Dataset items:
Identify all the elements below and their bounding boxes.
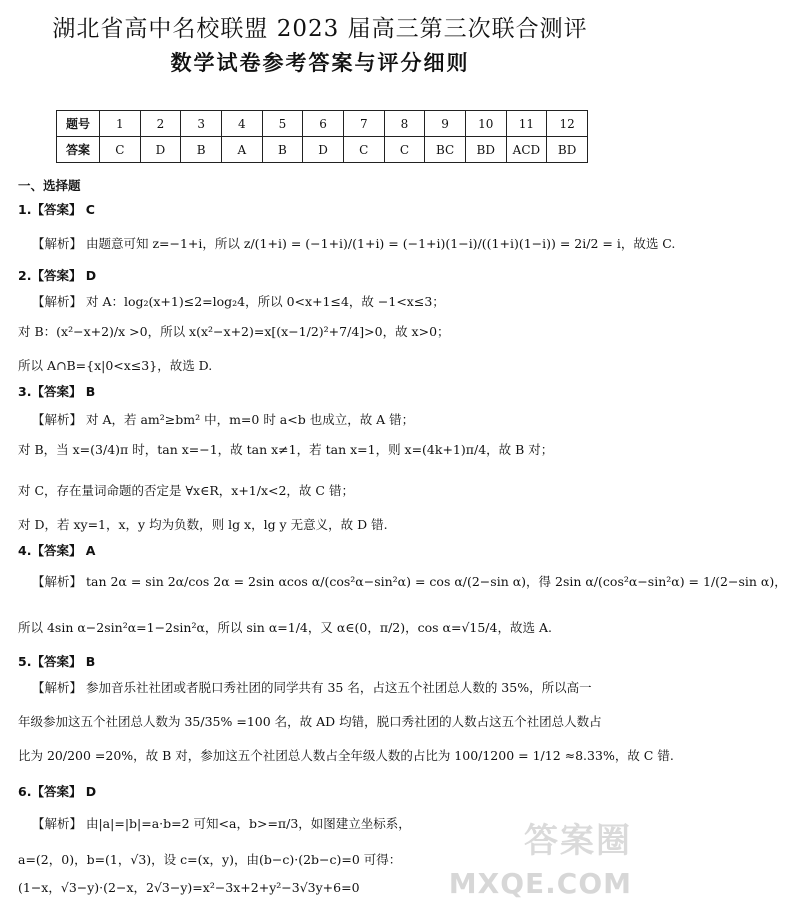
q1-answer: 1.【答案】 C — [18, 202, 95, 217]
q5-solution-line: 比为 20/200 =20%，故 B 对，参加这五个社团总人数占全年级人数的占比为 100/1200 = 1/12 ≈8.33%，故 C 错. — [18, 748, 674, 763]
q-number: 2 — [140, 111, 181, 137]
q-number: 3 — [181, 111, 222, 137]
q-number: 4 — [221, 111, 262, 137]
q5-answer: 5.【答案】 B — [18, 654, 96, 669]
watermark-url: MXQE.COM — [448, 867, 632, 900]
answer-cell: C — [343, 137, 384, 163]
q6-answer: 6.【答案】 D — [18, 784, 97, 799]
answer-cell: B — [181, 137, 222, 163]
q5-solution-line: 年级参加这五个社团总人数为 35/35% =100 名，故 AD 均错，脱口秀社团的人数占这五个社团总人数占 — [18, 714, 602, 729]
answer-table — [56, 110, 588, 163]
section-heading: 一、选择题 — [18, 178, 81, 193]
answer-cell: A — [221, 137, 262, 163]
q3-solution-line: 对 D，若 xy=1，x，y 均为负数，则 lg x，lg y 无意义，故 D 错. — [18, 517, 388, 532]
q4-solution-line: 【解析】 tan 2α = sin 2α/cos 2α = 2sin αcos α/(cos²α−sin²α) = cos α/(2−sin α)，得 2sin α/(cos²α−sin²α) = 1/(2−sin α)， — [32, 574, 787, 589]
q-number: 1 — [100, 111, 141, 137]
q3-solution-line: 对 C，存在量词命题的否定是 ∀x∈R，x+1/x<2，故 C 错； — [18, 483, 354, 498]
q3-solution-line: 对 B，当 x=(3/4)π 时，tan x=−1，故 tan x≠1，若 tan x=1，则 x=(4k+1)π/4，故 B 对； — [18, 442, 554, 457]
q-number: 11 — [506, 111, 547, 137]
q6-solution-line: 【解析】 由|a|=|b|=a·b=2 可知<a，b>=π/3，如图建立坐标系， — [32, 816, 411, 831]
answer-cell: BC — [425, 137, 466, 163]
answer-cell: C — [100, 137, 141, 163]
q3-solution-line: 【解析】 对 A，若 am²≥bm² 中，m=0 时 a<b 也成立，故 A 错； — [32, 412, 415, 427]
question-number-row — [57, 111, 588, 137]
q2-solution-line: 对 B：(x²−x+2)/x >0，所以 x(x²−x+2)=x[(x−1/2)²+7/4]>0，故 x>0； — [18, 324, 450, 339]
q4-solution-line: 所以 4sin α−2sin²α=1−2sin²α，所以 sin α=1/4，又 α∈(0，π/2)，cos α=√15/4，故选 A. — [18, 620, 552, 635]
answer-cell: D — [140, 137, 181, 163]
row-header-answer: 答案 — [57, 137, 100, 163]
answer-cell: ACD — [506, 137, 547, 163]
q5-solution-line: 【解析】 参加音乐社社团或者脱口秀社团的同学共有 35 名，占这五个社团总人数的 35%，所以高一 — [32, 680, 592, 695]
q2-solution-line: 所以 A∩B={x|0<x≤3}，故选 D. — [18, 358, 213, 373]
q4-answer: 4.【答案】 A — [18, 543, 96, 558]
q-number: 8 — [384, 111, 425, 137]
q-number: 5 — [262, 111, 303, 137]
answer-row — [57, 137, 588, 163]
q-number: 9 — [425, 111, 466, 137]
q-number: 7 — [343, 111, 384, 137]
page-title: 湖北省高中名校联盟 2023 届高三第三次联合测评 — [52, 16, 588, 42]
q6-solution-line: a=(2，0)，b=(1，√3)，设 c=(x，y)，由(b−c)·(2b−c)=0 可得： — [18, 852, 402, 867]
q2-answer: 2.【答案】 D — [18, 268, 97, 283]
watermark-text: 答案圈 — [524, 821, 632, 861]
q3-answer: 3.【答案】 B — [18, 384, 96, 399]
answer-cell: B — [262, 137, 303, 163]
q-number: 6 — [303, 111, 344, 137]
answer-cell: D — [303, 137, 344, 163]
answer-cell: BD — [465, 137, 506, 163]
page-subtitle: 数学试卷参考答案与评分细则 — [170, 51, 470, 75]
q1-solution: 【解析】 由题意可知 z=−1+i，所以 z/(1+i) = (−1+i)/(1+i) = (−1+i)(1−i)/((1+i)(1−i)) = 2i/2 = i，故选 C. — [32, 236, 676, 251]
answer-cell: BD — [547, 137, 588, 163]
q2-solution-line: 【解析】 对 A：log₂(x+1)≤2=log₂4，所以 0<x+1≤4，故 −1<x≤3； — [32, 294, 445, 309]
answer-cell: C — [384, 137, 425, 163]
q-number: 10 — [465, 111, 506, 137]
row-header-number: 题号 — [57, 111, 100, 137]
q6-solution-line: (1−x，√3−y)·(2−x，2√3−y)=x²−3x+2+y²−3√3y+6=0 — [18, 880, 360, 895]
q-number: 12 — [547, 111, 588, 137]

* Task *
Rewrite the dataset items above, replacing "answer-cell" with "key-cell" wherever it appears and leaving everything else unchanged. Omit the picture lines from your output.

* Response to the task *
Identify all the elements below and their bounding boxes.
q1-answer: 1.【答案】 C — [18, 202, 95, 217]
q5-solution-line: 比为 20/200 =20%，故 B 对，参加这五个社团总人数占全年级人数的占比为 100/1200 = 1/12 ≈8.33%，故 C 错. — [18, 748, 674, 763]
q-number: 2 — [140, 111, 181, 137]
q-number: 3 — [181, 111, 222, 137]
q-number: 4 — [221, 111, 262, 137]
q5-answer: 5.【答案】 B — [18, 654, 96, 669]
watermark-url: MXQE.COM — [448, 867, 632, 900]
key-cell: C — [343, 137, 384, 163]
q6-answer: 6.【答案】 D — [18, 784, 97, 799]
key-cell: B — [181, 137, 222, 163]
q5-solution-line: 年级参加这五个社团总人数为 35/35% =100 名，故 AD 均错，脱口秀社团的人数占这五个社团总人数占 — [18, 714, 602, 729]
answer-table — [56, 110, 588, 163]
section-heading: 一、选择题 — [18, 178, 81, 193]
key-cell: A — [221, 137, 262, 163]
q3-solution-line: 对 D，若 xy=1，x，y 均为负数，则 lg x，lg y 无意义，故 D 错. — [18, 517, 388, 532]
q4-solution-line: 【解析】 tan 2α = sin 2α/cos 2α = 2sin αcos α/(cos²α−sin²α) = cos α/(2−sin α)，得 2sin α/(cos²α−sin²α) = 1/(2−sin α)， — [32, 574, 787, 589]
q-number: 1 — [100, 111, 141, 137]
q3-solution-line: 对 C，存在量词命题的否定是 ∀x∈R，x+1/x<2，故 C 错； — [18, 483, 354, 498]
q3-solution-line: 对 B，当 x=(3/4)π 时，tan x=−1，故 tan x≠1，若 tan x=1，则 x=(4k+1)π/4，故 B 对； — [18, 442, 554, 457]
q-number: 11 — [506, 111, 547, 137]
q6-solution-line: 【解析】 由|a|=|b|=a·b=2 可知<a，b>=π/3，如图建立坐标系， — [32, 816, 411, 831]
key-cell: BC — [425, 137, 466, 163]
key-cell: C — [100, 137, 141, 163]
q3-solution-line: 【解析】 对 A，若 am²≥bm² 中，m=0 时 a<b 也成立，故 A 错； — [32, 412, 415, 427]
question-number-row — [57, 111, 588, 137]
q2-solution-line: 对 B：(x²−x+2)/x >0，所以 x(x²−x+2)=x[(x−1/2)²+7/4]>0，故 x>0； — [18, 324, 450, 339]
q4-solution-line: 所以 4sin α−2sin²α=1−2sin²α，所以 sin α=1/4，又 α∈(0，π/2)，cos α=√15/4，故选 A. — [18, 620, 552, 635]
key-cell: D — [140, 137, 181, 163]
row-header-answer: 答案 — [57, 137, 100, 163]
key-cell: ACD — [506, 137, 547, 163]
q5-solution-line: 【解析】 参加音乐社社团或者脱口秀社团的同学共有 35 名，占这五个社团总人数的 35%，所以高一 — [32, 680, 592, 695]
q2-solution-line: 所以 A∩B={x|0<x≤3}，故选 D. — [18, 358, 213, 373]
q4-answer: 4.【答案】 A — [18, 543, 96, 558]
q-number: 8 — [384, 111, 425, 137]
q-number: 5 — [262, 111, 303, 137]
answer-row — [57, 137, 588, 163]
q-number: 9 — [425, 111, 466, 137]
q-number: 7 — [343, 111, 384, 137]
page-title: 湖北省高中名校联盟 2023 届高三第三次联合测评 — [52, 16, 588, 42]
q6-solution-line: a=(2，0)，b=(1，√3)，设 c=(x，y)，由(b−c)·(2b−c)=0 可得： — [18, 852, 402, 867]
q2-answer: 2.【答案】 D — [18, 268, 97, 283]
watermark-text: 答案圈 — [524, 821, 632, 861]
q3-answer: 3.【答案】 B — [18, 384, 96, 399]
key-cell: B — [262, 137, 303, 163]
q-number: 6 — [303, 111, 344, 137]
key-cell: D — [303, 137, 344, 163]
key-cell: BD — [465, 137, 506, 163]
page-subtitle: 数学试卷参考答案与评分细则 — [170, 51, 470, 75]
q1-solution: 【解析】 由题意可知 z=−1+i，所以 z/(1+i) = (−1+i)/(1+i) = (−1+i)(1−i)/((1+i)(1−i)) = 2i/2 = i，故选 C. — [32, 236, 676, 251]
key-cell: BD — [547, 137, 588, 163]
q2-solution-line: 【解析】 对 A：log₂(x+1)≤2=log₂4，所以 0<x+1≤4，故 −1<x≤3； — [32, 294, 445, 309]
key-cell: C — [384, 137, 425, 163]
q-number: 10 — [465, 111, 506, 137]
row-header-number: 题号 — [57, 111, 100, 137]
q6-solution-line: (1−x，√3−y)·(2−x，2√3−y)=x²−3x+2+y²−3√3y+6=0 — [18, 880, 360, 895]
q-number: 12 — [547, 111, 588, 137]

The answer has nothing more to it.